* Directive
In the listing below, find every line with the string "into" and pull it out.

* Information supplied
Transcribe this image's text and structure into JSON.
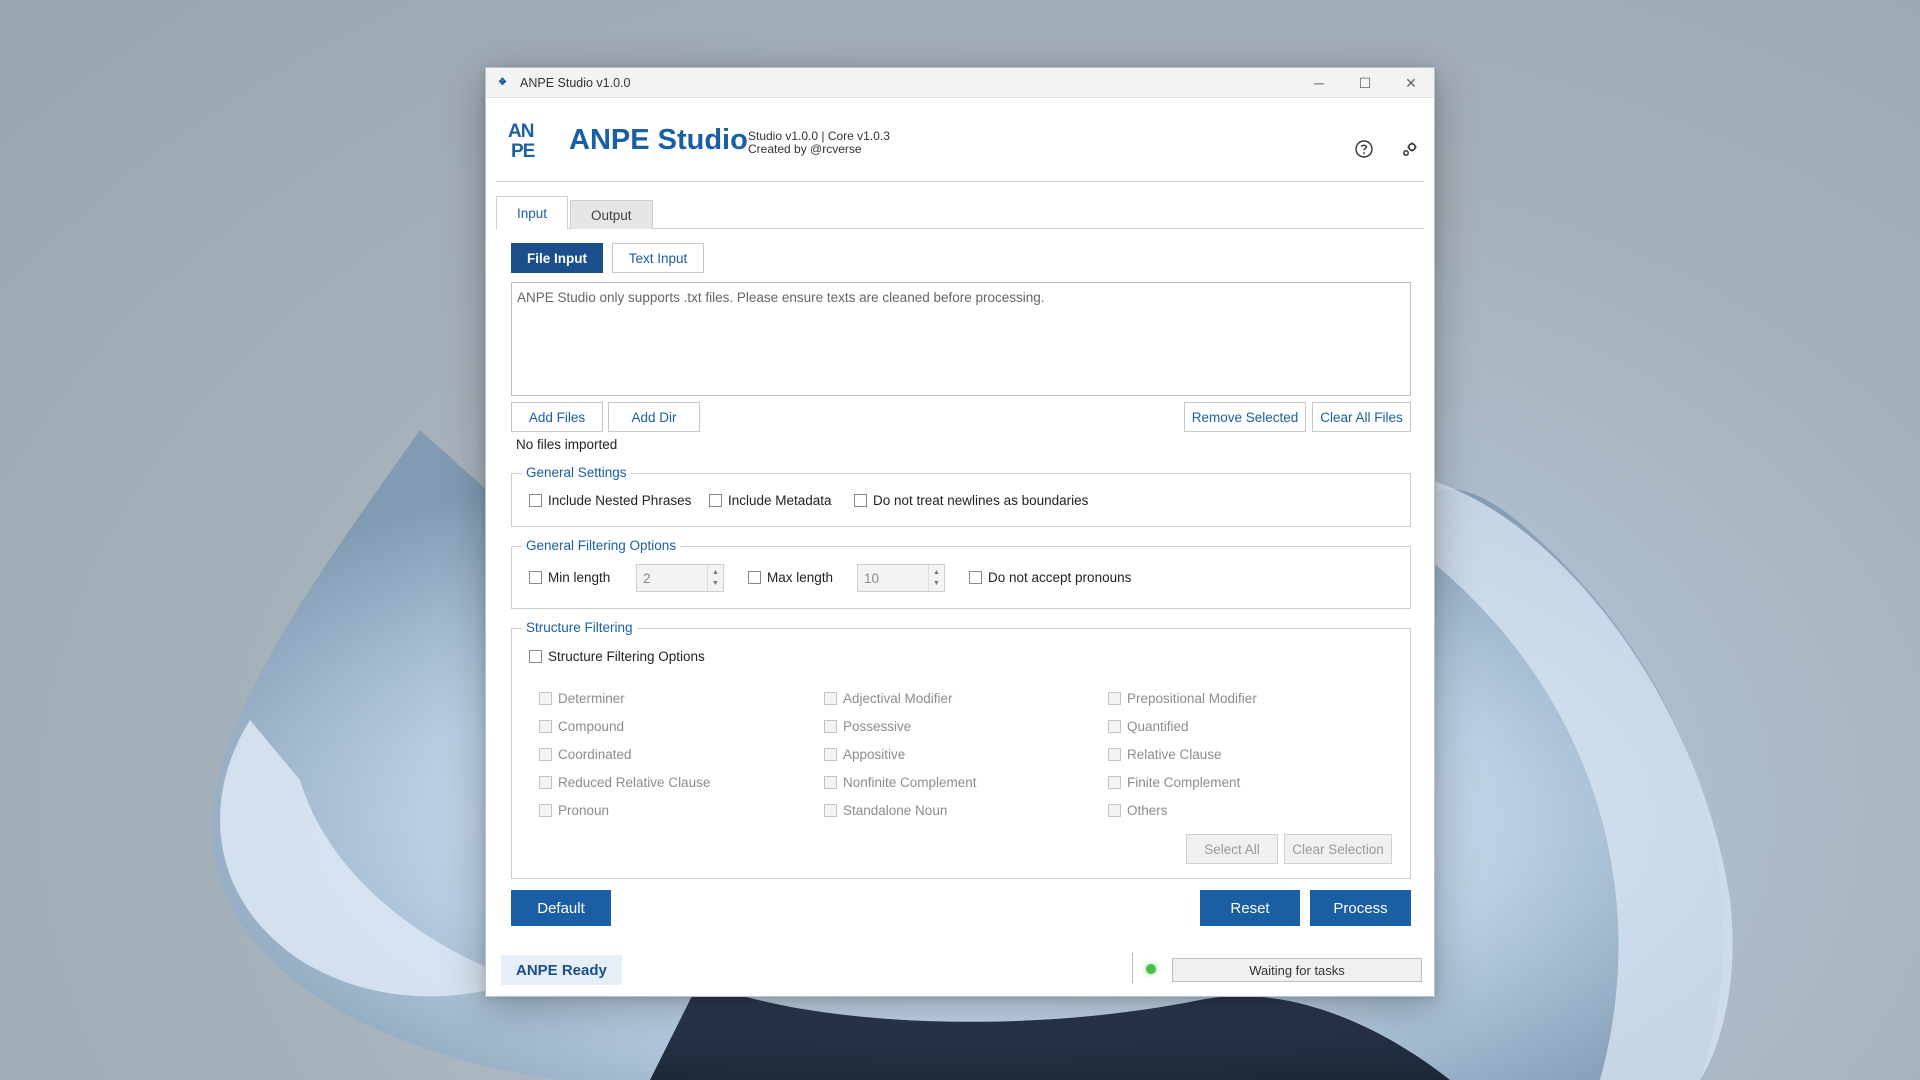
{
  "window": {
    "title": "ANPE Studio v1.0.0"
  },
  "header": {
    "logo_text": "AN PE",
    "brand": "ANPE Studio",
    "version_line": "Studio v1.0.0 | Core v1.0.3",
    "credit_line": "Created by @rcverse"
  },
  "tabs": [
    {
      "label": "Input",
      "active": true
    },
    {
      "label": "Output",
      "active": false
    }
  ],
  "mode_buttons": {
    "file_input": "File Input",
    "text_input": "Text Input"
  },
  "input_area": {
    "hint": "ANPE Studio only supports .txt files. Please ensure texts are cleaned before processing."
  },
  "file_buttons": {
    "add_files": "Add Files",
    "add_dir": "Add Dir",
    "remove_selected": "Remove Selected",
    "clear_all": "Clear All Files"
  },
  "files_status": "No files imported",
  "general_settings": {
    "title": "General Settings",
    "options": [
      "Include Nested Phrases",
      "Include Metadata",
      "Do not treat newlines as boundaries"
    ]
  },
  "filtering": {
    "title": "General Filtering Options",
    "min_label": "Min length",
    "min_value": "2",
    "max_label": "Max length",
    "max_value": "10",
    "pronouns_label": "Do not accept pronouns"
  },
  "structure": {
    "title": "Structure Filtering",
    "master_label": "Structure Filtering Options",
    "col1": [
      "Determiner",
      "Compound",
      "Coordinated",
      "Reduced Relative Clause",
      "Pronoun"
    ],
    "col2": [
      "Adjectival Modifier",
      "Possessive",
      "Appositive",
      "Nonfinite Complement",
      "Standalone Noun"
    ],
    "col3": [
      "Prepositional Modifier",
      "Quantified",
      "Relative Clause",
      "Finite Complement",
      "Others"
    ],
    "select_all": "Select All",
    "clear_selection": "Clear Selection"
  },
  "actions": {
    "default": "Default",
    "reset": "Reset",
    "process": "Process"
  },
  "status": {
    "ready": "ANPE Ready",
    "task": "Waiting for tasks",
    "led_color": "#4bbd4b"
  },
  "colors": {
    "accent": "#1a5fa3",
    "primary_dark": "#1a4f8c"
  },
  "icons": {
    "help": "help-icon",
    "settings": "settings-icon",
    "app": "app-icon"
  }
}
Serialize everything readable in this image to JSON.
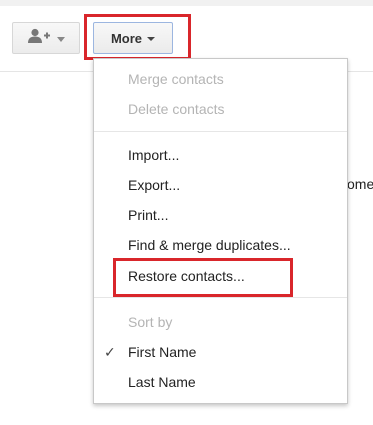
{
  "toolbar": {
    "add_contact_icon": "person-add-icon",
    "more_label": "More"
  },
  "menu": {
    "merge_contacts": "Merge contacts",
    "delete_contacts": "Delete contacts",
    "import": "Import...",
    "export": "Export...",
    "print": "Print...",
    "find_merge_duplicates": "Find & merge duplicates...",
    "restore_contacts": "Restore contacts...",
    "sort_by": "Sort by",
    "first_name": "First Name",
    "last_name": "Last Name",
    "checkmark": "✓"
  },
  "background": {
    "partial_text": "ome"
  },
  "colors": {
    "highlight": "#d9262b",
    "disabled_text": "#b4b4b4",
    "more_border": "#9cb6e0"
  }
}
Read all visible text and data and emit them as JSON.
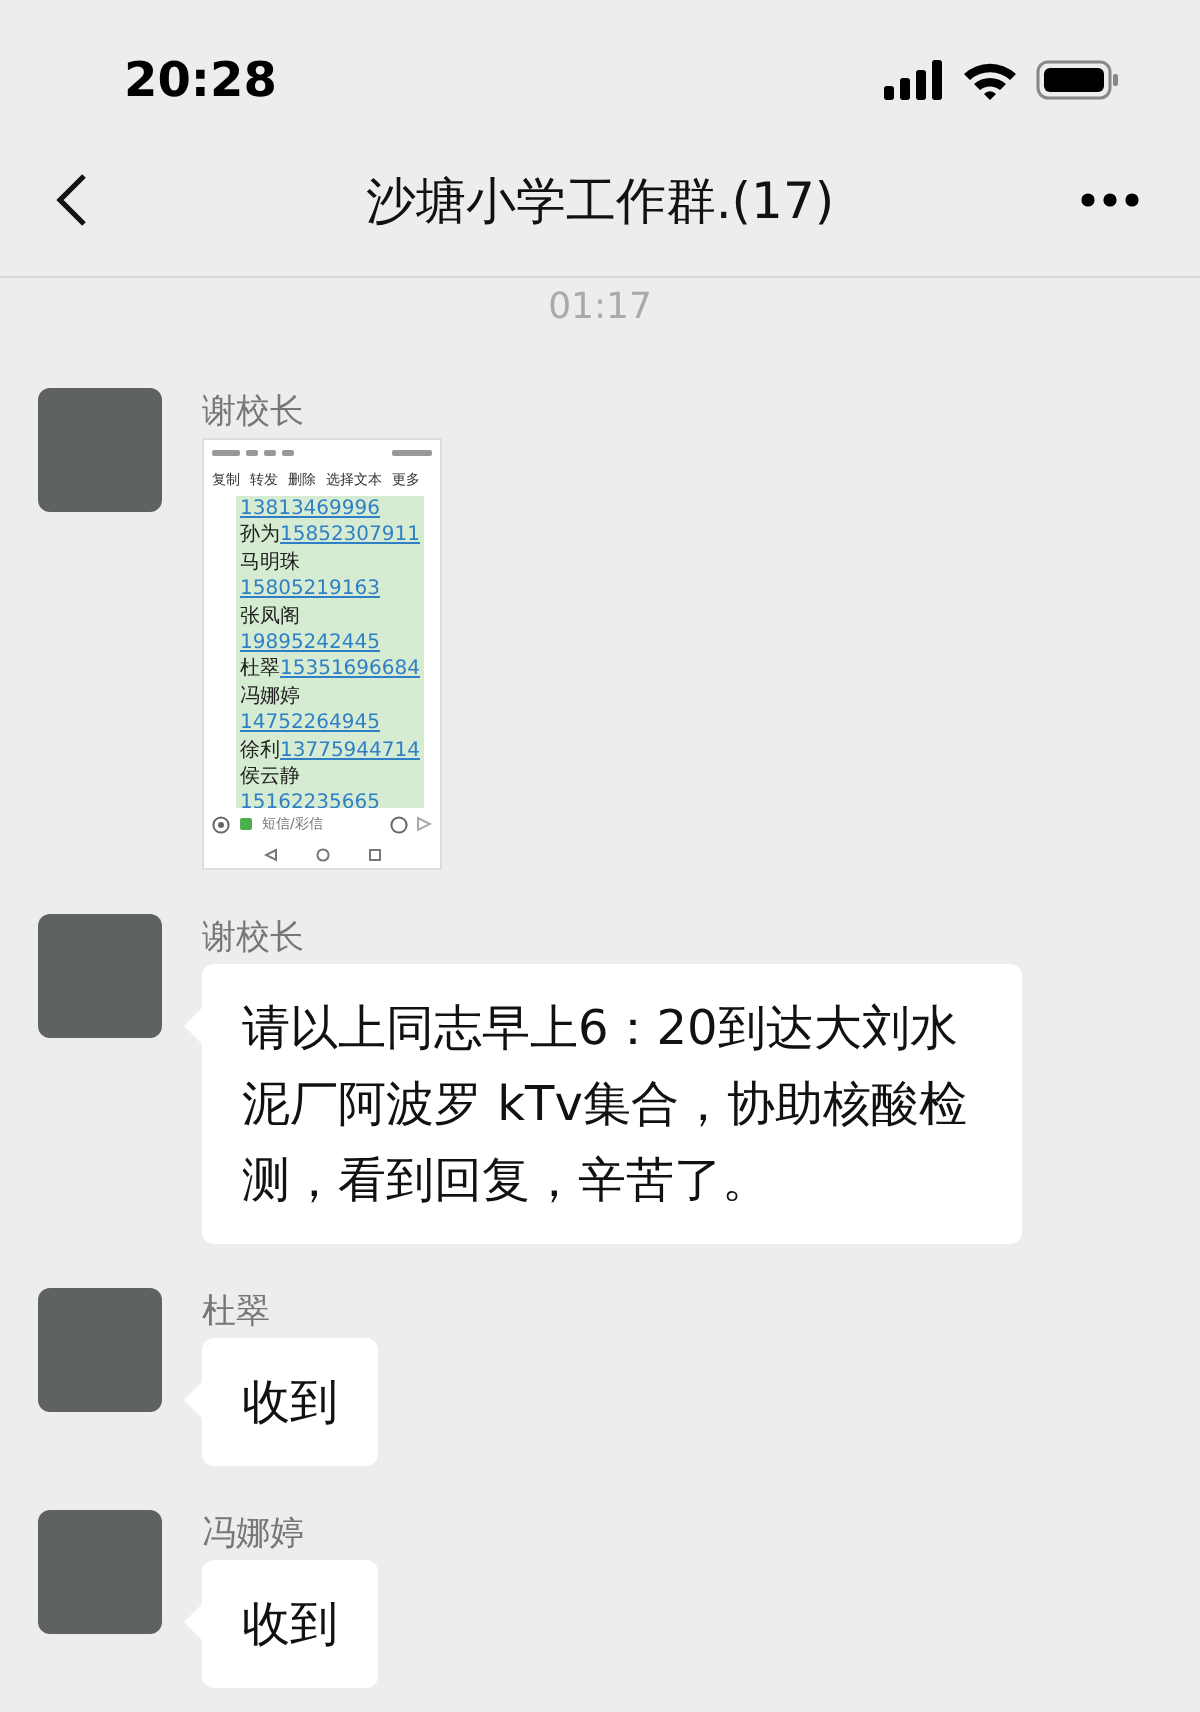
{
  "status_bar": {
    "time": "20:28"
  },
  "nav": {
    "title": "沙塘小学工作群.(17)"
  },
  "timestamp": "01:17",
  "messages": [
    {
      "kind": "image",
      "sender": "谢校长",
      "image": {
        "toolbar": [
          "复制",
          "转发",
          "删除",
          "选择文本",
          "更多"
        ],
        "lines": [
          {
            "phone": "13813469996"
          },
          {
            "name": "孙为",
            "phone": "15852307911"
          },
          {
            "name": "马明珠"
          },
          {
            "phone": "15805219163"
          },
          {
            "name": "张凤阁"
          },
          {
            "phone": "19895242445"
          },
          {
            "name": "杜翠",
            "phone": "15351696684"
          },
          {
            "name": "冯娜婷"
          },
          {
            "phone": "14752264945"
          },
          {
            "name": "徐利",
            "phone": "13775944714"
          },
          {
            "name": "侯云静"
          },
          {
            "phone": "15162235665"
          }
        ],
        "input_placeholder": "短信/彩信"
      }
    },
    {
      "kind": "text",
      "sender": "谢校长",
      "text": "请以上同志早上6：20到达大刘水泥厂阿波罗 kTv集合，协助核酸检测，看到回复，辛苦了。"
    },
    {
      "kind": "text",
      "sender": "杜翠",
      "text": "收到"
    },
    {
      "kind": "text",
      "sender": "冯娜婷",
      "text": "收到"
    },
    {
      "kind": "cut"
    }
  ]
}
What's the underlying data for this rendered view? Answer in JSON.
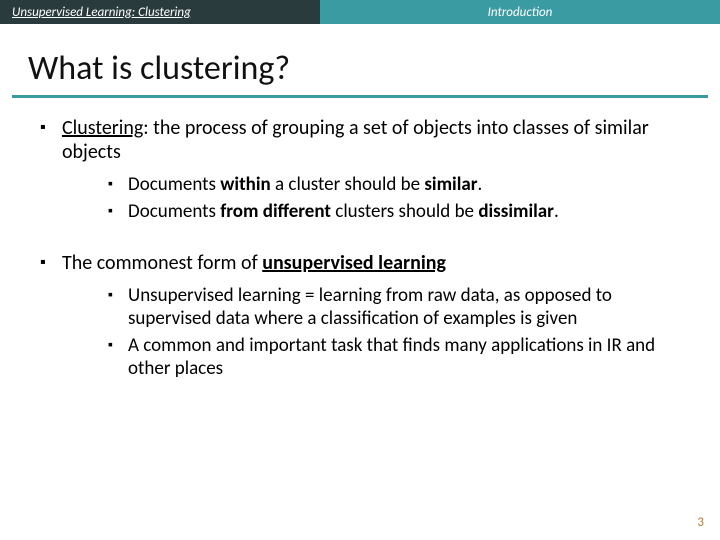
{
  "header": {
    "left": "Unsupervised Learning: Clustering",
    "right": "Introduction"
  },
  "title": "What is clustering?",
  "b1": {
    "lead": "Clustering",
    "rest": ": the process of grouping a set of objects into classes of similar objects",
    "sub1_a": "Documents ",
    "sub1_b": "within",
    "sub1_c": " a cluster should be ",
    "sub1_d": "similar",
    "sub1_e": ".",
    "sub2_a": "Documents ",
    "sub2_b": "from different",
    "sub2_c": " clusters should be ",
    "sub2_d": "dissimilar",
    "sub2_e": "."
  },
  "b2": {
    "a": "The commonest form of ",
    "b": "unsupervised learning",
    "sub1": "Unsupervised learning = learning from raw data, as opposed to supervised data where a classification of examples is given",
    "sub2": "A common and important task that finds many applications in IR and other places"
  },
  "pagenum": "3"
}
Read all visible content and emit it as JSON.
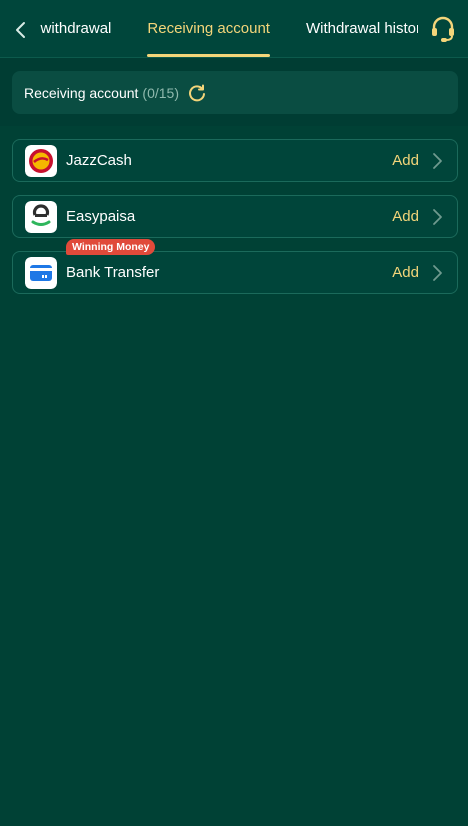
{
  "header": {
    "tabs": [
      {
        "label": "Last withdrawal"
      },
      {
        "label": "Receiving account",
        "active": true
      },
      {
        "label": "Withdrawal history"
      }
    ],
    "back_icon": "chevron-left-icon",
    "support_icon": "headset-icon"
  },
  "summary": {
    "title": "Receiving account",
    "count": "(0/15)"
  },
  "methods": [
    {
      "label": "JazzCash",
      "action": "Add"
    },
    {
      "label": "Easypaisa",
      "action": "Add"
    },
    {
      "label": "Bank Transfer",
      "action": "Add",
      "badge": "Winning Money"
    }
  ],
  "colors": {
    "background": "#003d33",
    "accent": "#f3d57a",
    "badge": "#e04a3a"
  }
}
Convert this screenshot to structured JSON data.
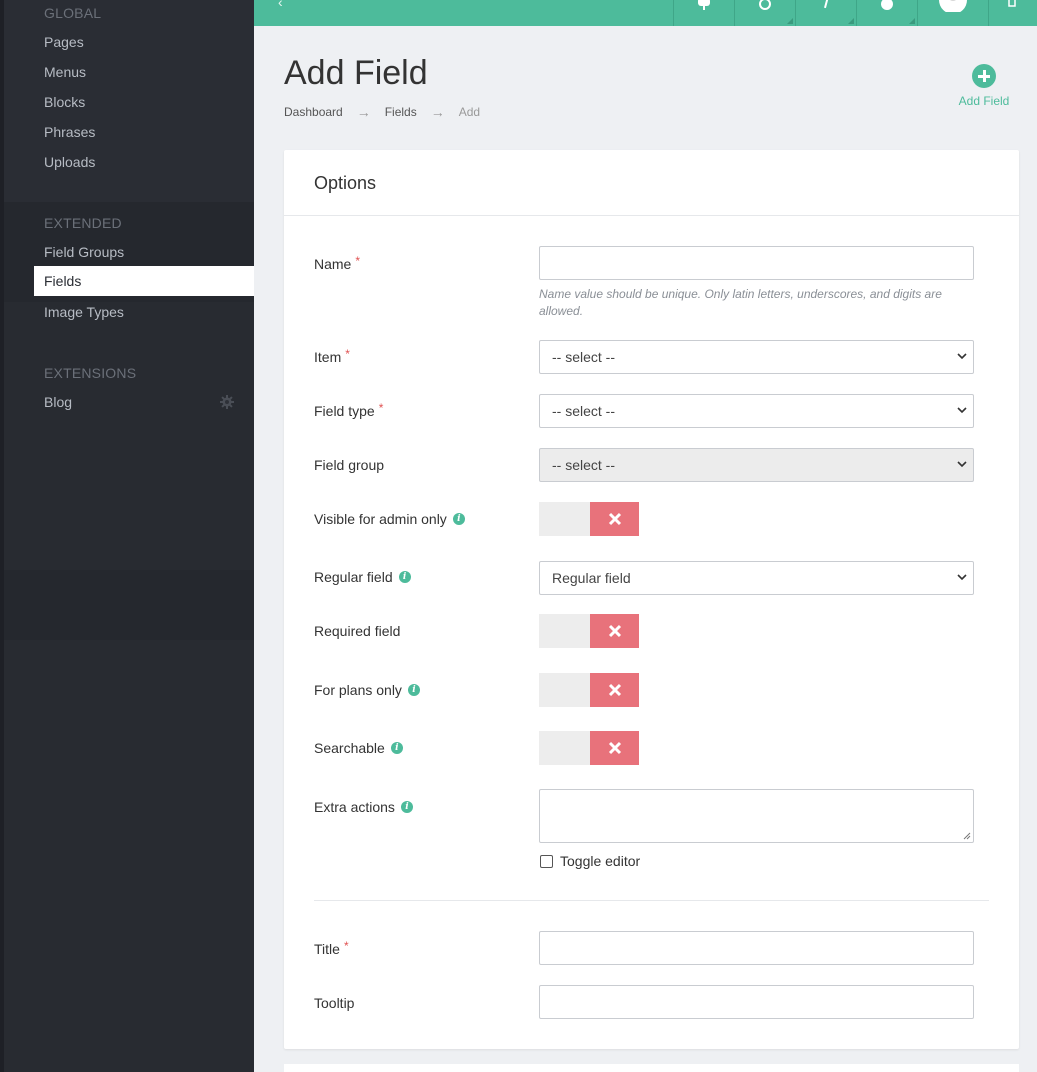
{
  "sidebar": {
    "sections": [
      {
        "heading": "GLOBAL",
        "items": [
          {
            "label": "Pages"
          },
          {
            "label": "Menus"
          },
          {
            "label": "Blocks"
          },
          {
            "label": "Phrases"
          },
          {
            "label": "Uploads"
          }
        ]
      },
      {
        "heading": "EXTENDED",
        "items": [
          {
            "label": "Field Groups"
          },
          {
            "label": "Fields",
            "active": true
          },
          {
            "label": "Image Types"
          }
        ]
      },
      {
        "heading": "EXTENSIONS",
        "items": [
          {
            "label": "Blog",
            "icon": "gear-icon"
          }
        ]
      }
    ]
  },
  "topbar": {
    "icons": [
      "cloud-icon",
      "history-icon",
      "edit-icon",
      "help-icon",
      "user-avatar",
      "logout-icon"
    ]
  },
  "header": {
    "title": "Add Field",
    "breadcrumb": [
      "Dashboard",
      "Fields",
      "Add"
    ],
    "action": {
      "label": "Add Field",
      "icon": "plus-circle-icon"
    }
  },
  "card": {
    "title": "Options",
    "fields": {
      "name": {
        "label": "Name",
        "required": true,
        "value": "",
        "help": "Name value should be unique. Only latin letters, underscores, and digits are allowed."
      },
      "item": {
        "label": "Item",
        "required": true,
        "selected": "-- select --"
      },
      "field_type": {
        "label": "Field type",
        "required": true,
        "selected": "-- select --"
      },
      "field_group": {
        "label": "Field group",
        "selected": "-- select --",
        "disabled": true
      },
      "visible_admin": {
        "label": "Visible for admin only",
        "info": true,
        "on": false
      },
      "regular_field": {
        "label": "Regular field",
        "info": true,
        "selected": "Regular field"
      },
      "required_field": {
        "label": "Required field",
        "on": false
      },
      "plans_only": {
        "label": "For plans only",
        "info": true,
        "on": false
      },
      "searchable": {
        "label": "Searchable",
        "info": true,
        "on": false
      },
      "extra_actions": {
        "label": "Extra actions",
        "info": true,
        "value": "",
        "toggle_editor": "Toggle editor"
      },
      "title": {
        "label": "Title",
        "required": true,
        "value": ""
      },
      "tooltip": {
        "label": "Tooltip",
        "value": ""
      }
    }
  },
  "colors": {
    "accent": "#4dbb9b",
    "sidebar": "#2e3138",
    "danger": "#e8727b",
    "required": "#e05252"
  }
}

* Response for this exercise
Transcribe this image's text and structure into JSON.
    "rest": ": the process of grouping a set of objects into classes of similar objects",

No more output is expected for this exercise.